- _REQUEST_: Omit all images. Transcribe the rest of the material below exactly.

- _DATASET_:
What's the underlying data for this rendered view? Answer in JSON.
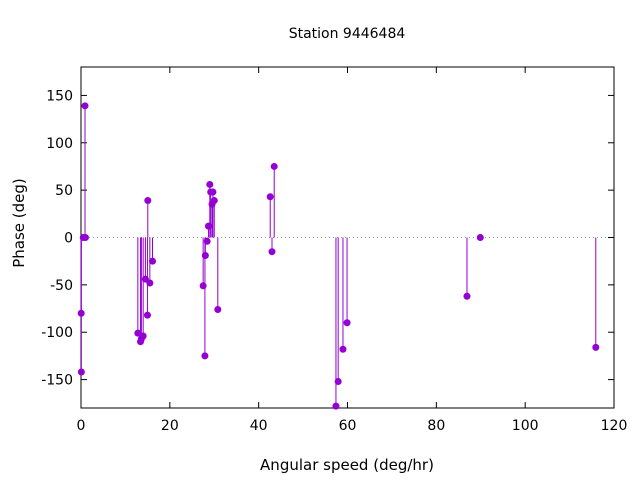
{
  "chart_data": {
    "type": "scatter",
    "style": "impulses-with-points",
    "title": "Station 9446484",
    "xlabel": "Angular speed (deg/hr)",
    "ylabel": "Phase (deg)",
    "xlim": [
      0,
      120
    ],
    "ylim": [
      -180,
      180
    ],
    "x_ticks": [
      0,
      20,
      40,
      60,
      80,
      100,
      120
    ],
    "y_ticks": [
      -150,
      -100,
      -50,
      0,
      50,
      100,
      150
    ],
    "grid": false,
    "zero_line": true,
    "color": "#9400d3",
    "points": [
      {
        "x": 0.04,
        "y": -80
      },
      {
        "x": 0.08,
        "y": -142
      },
      {
        "x": 0.5,
        "y": 0
      },
      {
        "x": 0.9,
        "y": 139
      },
      {
        "x": 1.0,
        "y": 0
      },
      {
        "x": 12.8,
        "y": -101
      },
      {
        "x": 13.4,
        "y": -110
      },
      {
        "x": 13.6,
        "y": -107
      },
      {
        "x": 14.0,
        "y": -104
      },
      {
        "x": 14.5,
        "y": -44
      },
      {
        "x": 14.96,
        "y": -82
      },
      {
        "x": 15.04,
        "y": 39
      },
      {
        "x": 15.5,
        "y": -48
      },
      {
        "x": 16.1,
        "y": -25
      },
      {
        "x": 27.5,
        "y": -51
      },
      {
        "x": 27.9,
        "y": -125
      },
      {
        "x": 28.0,
        "y": -19
      },
      {
        "x": 28.4,
        "y": -4
      },
      {
        "x": 28.7,
        "y": 12
      },
      {
        "x": 29.0,
        "y": 56
      },
      {
        "x": 29.2,
        "y": 48
      },
      {
        "x": 29.5,
        "y": 35
      },
      {
        "x": 29.7,
        "y": 48
      },
      {
        "x": 30.0,
        "y": 39
      },
      {
        "x": 30.8,
        "y": -76
      },
      {
        "x": 42.6,
        "y": 43
      },
      {
        "x": 43.0,
        "y": -15
      },
      {
        "x": 43.5,
        "y": 75
      },
      {
        "x": 57.4,
        "y": -178
      },
      {
        "x": 57.9,
        "y": -152
      },
      {
        "x": 58.98,
        "y": -118
      },
      {
        "x": 59.9,
        "y": -90
      },
      {
        "x": 86.9,
        "y": -62
      },
      {
        "x": 89.9,
        "y": 0
      },
      {
        "x": 115.9,
        "y": -116
      }
    ]
  }
}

- _RESPONSE TO THIS EXERCISE_:
What's the underlying data for this rendered view? Answer in JSON.
{
  "chart_data": {
    "type": "scatter",
    "style": "impulses-with-points",
    "title": "Station 9446484",
    "xlabel": "Angular speed (deg/hr)",
    "ylabel": "Phase (deg)",
    "xlim": [
      0,
      120
    ],
    "ylim": [
      -180,
      180
    ],
    "x_ticks": [
      0,
      20,
      40,
      60,
      80,
      100,
      120
    ],
    "y_ticks": [
      -150,
      -100,
      -50,
      0,
      50,
      100,
      150
    ],
    "grid": false,
    "zero_line": true,
    "color": "#9400d3",
    "points": [
      {
        "x": 0.04,
        "y": -80
      },
      {
        "x": 0.08,
        "y": -142
      },
      {
        "x": 0.5,
        "y": 0
      },
      {
        "x": 0.9,
        "y": 139
      },
      {
        "x": 1.0,
        "y": 0
      },
      {
        "x": 12.8,
        "y": -101
      },
      {
        "x": 13.4,
        "y": -110
      },
      {
        "x": 13.6,
        "y": -107
      },
      {
        "x": 14.0,
        "y": -104
      },
      {
        "x": 14.5,
        "y": -44
      },
      {
        "x": 14.96,
        "y": -82
      },
      {
        "x": 15.04,
        "y": 39
      },
      {
        "x": 15.5,
        "y": -48
      },
      {
        "x": 16.1,
        "y": -25
      },
      {
        "x": 27.5,
        "y": -51
      },
      {
        "x": 27.9,
        "y": -125
      },
      {
        "x": 28.0,
        "y": -19
      },
      {
        "x": 28.4,
        "y": -4
      },
      {
        "x": 28.7,
        "y": 12
      },
      {
        "x": 29.0,
        "y": 56
      },
      {
        "x": 29.2,
        "y": 48
      },
      {
        "x": 29.5,
        "y": 35
      },
      {
        "x": 29.7,
        "y": 48
      },
      {
        "x": 30.0,
        "y": 39
      },
      {
        "x": 30.8,
        "y": -76
      },
      {
        "x": 42.6,
        "y": 43
      },
      {
        "x": 43.0,
        "y": -15
      },
      {
        "x": 43.5,
        "y": 75
      },
      {
        "x": 57.4,
        "y": -178
      },
      {
        "x": 57.9,
        "y": -152
      },
      {
        "x": 58.98,
        "y": -118
      },
      {
        "x": 59.9,
        "y": -90
      },
      {
        "x": 86.9,
        "y": -62
      },
      {
        "x": 89.9,
        "y": 0
      },
      {
        "x": 115.9,
        "y": -116
      }
    ]
  }
}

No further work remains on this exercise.